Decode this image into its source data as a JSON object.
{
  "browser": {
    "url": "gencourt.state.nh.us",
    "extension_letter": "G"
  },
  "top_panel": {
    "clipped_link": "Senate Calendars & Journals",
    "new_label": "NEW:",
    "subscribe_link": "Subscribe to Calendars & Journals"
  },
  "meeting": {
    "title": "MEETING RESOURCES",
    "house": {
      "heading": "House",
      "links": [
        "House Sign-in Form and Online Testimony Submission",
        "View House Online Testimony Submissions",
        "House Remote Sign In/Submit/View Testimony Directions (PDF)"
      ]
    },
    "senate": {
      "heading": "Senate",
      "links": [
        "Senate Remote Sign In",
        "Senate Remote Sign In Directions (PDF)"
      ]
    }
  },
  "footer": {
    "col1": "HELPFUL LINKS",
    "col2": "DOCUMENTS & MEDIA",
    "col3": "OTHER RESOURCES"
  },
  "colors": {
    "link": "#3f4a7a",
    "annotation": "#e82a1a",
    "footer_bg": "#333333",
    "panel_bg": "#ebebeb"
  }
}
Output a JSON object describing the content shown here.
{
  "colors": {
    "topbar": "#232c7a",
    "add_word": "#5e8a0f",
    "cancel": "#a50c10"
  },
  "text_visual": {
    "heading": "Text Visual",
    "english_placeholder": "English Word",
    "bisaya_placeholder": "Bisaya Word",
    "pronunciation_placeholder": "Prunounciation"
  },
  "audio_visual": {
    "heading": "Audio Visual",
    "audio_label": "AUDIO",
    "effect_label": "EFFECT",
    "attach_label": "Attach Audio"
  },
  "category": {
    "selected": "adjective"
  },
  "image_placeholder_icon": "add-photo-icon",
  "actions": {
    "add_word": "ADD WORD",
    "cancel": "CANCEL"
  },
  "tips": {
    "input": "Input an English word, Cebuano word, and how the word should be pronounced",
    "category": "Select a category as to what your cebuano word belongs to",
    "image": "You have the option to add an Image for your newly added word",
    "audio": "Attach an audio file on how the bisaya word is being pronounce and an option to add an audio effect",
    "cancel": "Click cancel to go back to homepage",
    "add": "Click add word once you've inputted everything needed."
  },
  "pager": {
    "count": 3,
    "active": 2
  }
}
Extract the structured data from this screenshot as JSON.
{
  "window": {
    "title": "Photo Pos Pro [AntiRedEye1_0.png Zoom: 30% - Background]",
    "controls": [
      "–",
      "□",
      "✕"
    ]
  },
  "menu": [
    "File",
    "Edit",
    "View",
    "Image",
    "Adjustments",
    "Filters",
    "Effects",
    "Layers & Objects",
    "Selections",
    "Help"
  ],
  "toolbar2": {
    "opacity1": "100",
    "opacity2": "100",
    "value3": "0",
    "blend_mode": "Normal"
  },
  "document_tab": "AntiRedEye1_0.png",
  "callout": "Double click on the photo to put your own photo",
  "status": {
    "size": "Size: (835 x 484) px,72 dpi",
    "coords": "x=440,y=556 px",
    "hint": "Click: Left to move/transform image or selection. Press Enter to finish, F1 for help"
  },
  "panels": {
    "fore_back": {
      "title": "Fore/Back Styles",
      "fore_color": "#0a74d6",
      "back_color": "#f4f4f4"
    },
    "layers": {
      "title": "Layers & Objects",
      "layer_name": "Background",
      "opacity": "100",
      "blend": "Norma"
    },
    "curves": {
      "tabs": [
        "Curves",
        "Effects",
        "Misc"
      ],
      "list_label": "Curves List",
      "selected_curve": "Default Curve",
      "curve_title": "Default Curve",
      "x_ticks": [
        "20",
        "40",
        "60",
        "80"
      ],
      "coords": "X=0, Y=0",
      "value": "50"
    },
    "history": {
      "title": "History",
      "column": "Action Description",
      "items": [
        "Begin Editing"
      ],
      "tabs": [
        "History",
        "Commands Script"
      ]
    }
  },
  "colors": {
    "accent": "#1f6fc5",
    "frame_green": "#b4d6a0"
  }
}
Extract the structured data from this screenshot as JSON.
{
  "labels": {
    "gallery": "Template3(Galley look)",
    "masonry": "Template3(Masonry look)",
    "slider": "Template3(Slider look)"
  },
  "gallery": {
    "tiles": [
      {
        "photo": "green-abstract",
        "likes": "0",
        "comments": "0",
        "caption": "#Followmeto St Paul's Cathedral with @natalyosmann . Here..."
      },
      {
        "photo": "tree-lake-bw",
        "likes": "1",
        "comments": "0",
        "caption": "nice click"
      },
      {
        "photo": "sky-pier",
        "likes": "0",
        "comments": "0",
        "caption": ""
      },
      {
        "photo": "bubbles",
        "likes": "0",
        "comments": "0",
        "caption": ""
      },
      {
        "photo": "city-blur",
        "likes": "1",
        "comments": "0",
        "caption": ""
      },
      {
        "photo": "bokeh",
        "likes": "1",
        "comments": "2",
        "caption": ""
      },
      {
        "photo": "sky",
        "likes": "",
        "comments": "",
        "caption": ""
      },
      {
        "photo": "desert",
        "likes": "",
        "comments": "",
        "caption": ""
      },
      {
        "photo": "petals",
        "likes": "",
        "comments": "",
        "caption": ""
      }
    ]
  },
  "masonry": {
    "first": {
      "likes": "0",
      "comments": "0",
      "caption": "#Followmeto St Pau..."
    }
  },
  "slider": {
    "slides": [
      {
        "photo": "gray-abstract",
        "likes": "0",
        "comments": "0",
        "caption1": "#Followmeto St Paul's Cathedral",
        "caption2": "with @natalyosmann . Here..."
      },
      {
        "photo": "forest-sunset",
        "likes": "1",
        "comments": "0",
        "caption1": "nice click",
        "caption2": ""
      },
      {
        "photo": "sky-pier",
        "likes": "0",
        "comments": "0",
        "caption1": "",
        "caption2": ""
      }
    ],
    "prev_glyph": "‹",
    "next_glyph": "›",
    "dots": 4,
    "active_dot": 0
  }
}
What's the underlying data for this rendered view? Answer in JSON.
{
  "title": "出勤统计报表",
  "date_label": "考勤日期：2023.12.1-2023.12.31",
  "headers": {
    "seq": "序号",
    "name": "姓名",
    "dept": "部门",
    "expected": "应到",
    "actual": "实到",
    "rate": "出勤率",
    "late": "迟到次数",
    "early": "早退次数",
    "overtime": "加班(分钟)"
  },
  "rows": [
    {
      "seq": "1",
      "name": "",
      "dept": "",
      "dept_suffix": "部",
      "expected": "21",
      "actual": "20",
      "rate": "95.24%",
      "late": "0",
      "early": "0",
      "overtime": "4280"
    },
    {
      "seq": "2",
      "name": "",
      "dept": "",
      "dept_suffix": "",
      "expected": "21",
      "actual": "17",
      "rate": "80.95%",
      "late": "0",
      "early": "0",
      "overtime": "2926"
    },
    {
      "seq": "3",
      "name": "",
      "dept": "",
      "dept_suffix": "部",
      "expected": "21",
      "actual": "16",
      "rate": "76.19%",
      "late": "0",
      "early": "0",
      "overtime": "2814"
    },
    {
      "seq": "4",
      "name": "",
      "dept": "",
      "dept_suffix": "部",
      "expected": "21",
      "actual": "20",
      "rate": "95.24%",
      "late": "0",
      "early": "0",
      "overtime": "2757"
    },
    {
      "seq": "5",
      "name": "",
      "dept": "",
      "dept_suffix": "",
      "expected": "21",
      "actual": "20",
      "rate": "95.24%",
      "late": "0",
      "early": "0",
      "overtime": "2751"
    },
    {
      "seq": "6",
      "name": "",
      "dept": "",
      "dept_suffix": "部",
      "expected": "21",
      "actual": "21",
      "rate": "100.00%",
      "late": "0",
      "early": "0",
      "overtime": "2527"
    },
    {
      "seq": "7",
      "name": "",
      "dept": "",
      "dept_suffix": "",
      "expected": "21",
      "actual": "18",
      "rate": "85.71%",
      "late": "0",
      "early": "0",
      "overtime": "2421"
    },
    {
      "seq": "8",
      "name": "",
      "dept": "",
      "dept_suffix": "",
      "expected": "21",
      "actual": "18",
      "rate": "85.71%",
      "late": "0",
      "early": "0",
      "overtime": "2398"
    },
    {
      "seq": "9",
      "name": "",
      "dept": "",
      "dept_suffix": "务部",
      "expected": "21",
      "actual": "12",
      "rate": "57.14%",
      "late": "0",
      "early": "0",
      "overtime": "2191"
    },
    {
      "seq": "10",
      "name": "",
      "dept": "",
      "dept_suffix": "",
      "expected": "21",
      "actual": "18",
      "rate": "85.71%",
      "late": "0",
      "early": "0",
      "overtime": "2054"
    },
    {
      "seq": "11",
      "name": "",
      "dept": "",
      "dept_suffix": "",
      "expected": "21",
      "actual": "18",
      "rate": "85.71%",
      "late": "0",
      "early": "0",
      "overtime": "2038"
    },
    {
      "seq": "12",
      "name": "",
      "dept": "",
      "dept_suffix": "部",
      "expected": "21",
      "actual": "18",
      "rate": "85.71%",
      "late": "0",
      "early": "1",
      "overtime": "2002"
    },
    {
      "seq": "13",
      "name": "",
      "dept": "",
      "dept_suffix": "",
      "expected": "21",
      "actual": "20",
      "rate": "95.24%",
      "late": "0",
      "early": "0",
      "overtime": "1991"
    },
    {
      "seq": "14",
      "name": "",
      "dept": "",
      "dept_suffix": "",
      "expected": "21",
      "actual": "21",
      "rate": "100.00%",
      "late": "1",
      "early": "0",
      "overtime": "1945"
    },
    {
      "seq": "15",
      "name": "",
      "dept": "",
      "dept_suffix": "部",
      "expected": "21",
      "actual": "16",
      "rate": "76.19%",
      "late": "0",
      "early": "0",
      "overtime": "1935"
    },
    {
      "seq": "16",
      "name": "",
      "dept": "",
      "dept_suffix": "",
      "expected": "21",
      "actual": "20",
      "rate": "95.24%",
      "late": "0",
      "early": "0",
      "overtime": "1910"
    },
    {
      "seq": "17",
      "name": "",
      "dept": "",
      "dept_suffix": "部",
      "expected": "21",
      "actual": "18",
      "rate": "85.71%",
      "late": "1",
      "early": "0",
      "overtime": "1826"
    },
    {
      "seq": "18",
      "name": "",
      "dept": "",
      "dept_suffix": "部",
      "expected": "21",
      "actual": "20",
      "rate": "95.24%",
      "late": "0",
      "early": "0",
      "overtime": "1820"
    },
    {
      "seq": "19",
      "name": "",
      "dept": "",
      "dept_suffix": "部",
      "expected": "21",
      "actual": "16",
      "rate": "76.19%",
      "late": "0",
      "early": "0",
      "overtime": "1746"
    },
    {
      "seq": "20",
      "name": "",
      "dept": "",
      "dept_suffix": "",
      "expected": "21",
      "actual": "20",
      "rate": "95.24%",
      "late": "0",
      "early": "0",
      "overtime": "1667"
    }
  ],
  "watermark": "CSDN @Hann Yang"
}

------------------------------------------------

Go through the entries and return each line where the word "abstract" appears.

Final result:
        "photo": "green-abstract",
        "photo": "gray-abstract",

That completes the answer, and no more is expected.